### Material to process ###

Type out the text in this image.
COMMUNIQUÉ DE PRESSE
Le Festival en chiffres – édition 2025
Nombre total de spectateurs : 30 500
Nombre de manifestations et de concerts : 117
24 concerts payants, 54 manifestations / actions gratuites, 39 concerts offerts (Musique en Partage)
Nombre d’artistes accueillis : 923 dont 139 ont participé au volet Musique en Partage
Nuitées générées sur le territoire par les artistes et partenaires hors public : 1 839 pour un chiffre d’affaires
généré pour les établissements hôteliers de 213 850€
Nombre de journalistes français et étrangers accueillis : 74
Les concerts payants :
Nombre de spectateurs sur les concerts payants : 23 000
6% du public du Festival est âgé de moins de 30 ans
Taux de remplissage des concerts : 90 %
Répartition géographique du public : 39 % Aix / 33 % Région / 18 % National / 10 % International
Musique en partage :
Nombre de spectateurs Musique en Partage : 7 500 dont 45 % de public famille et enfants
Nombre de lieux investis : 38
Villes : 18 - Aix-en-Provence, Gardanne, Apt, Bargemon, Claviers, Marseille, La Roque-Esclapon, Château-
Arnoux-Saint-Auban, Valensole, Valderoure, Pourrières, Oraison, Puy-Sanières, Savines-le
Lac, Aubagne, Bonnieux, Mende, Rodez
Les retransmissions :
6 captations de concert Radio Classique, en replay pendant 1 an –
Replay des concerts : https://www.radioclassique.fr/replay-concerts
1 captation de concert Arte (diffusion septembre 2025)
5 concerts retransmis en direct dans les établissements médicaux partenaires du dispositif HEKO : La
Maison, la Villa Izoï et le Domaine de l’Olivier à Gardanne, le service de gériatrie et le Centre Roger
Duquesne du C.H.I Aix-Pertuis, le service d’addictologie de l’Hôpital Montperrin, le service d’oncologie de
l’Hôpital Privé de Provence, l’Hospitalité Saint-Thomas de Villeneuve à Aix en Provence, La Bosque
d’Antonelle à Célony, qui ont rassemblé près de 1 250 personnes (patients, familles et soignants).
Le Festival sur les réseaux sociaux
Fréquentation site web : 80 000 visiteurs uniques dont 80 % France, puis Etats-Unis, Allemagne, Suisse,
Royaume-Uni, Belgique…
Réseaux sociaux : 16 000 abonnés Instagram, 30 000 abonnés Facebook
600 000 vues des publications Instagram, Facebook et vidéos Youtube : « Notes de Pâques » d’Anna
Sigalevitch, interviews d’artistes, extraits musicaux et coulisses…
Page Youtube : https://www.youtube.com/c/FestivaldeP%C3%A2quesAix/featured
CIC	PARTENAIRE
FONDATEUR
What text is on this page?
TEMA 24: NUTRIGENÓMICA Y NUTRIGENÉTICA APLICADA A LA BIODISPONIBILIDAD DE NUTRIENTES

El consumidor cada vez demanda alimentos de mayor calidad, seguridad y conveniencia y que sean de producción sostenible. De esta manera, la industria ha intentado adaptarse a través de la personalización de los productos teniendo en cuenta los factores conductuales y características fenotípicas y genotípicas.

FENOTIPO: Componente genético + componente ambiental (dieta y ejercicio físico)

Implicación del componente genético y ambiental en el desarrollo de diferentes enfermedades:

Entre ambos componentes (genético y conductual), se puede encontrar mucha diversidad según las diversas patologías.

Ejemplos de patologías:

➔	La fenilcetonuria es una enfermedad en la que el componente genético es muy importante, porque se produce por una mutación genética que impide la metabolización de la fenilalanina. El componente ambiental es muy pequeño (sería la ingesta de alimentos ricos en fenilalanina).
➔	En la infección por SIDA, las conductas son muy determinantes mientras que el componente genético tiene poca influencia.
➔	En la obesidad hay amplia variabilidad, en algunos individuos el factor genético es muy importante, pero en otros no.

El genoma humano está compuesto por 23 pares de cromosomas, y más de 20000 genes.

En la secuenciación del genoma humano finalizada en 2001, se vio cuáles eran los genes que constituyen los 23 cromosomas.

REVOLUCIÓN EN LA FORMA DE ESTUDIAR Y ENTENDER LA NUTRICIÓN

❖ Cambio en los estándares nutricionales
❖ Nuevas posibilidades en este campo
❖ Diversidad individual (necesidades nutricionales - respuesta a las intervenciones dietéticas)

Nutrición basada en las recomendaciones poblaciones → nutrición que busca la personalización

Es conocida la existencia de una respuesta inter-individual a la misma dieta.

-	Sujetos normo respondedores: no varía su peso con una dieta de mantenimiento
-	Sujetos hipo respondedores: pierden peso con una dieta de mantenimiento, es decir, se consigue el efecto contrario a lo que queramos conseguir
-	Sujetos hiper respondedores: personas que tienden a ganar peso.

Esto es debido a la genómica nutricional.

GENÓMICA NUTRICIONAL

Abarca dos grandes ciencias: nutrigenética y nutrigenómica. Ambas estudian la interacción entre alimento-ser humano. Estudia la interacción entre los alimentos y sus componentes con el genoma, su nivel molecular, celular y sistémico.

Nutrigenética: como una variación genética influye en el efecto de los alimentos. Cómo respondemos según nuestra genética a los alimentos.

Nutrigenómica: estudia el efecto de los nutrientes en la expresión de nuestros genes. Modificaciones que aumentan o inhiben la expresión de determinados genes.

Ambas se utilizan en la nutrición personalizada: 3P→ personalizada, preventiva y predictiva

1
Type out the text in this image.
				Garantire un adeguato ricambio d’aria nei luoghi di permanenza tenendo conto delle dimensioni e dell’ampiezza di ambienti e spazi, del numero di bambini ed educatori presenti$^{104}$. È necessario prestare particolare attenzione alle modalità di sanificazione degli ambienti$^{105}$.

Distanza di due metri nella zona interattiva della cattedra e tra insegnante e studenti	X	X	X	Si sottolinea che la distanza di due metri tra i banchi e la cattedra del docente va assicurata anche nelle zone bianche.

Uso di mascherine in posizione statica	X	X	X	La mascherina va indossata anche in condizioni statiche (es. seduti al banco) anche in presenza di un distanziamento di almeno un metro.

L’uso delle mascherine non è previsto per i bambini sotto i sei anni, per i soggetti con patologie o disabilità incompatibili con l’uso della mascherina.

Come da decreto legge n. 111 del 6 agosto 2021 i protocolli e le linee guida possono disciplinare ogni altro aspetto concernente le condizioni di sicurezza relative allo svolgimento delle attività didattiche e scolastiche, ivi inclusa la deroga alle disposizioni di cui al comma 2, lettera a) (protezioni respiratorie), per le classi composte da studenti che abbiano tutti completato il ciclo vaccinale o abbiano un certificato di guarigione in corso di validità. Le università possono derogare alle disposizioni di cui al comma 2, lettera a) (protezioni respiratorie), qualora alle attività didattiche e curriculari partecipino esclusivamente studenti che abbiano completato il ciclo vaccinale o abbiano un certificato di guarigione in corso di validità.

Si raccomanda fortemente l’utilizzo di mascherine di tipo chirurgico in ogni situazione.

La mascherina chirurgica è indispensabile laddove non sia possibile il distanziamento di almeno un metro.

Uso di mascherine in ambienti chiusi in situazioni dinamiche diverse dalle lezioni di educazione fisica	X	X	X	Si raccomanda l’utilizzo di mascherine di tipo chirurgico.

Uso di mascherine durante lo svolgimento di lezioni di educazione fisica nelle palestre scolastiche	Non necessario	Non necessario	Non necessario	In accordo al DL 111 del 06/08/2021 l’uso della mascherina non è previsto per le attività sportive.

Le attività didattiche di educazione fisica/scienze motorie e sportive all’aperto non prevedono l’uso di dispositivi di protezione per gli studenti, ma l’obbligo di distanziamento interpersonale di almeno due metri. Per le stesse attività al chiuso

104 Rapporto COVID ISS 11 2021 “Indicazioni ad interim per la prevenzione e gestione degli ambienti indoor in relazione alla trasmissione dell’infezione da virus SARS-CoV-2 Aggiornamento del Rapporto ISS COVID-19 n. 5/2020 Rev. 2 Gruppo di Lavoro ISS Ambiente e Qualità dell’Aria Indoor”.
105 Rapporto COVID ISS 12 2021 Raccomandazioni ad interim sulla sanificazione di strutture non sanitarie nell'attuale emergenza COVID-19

###

Return, in full, every line of these entries that holds "établissements".

généré pour les établissements hôteliers de 213 850€
5 concerts retransmis en direct dans les établissements médicaux partenaires du dispositif HEKO : La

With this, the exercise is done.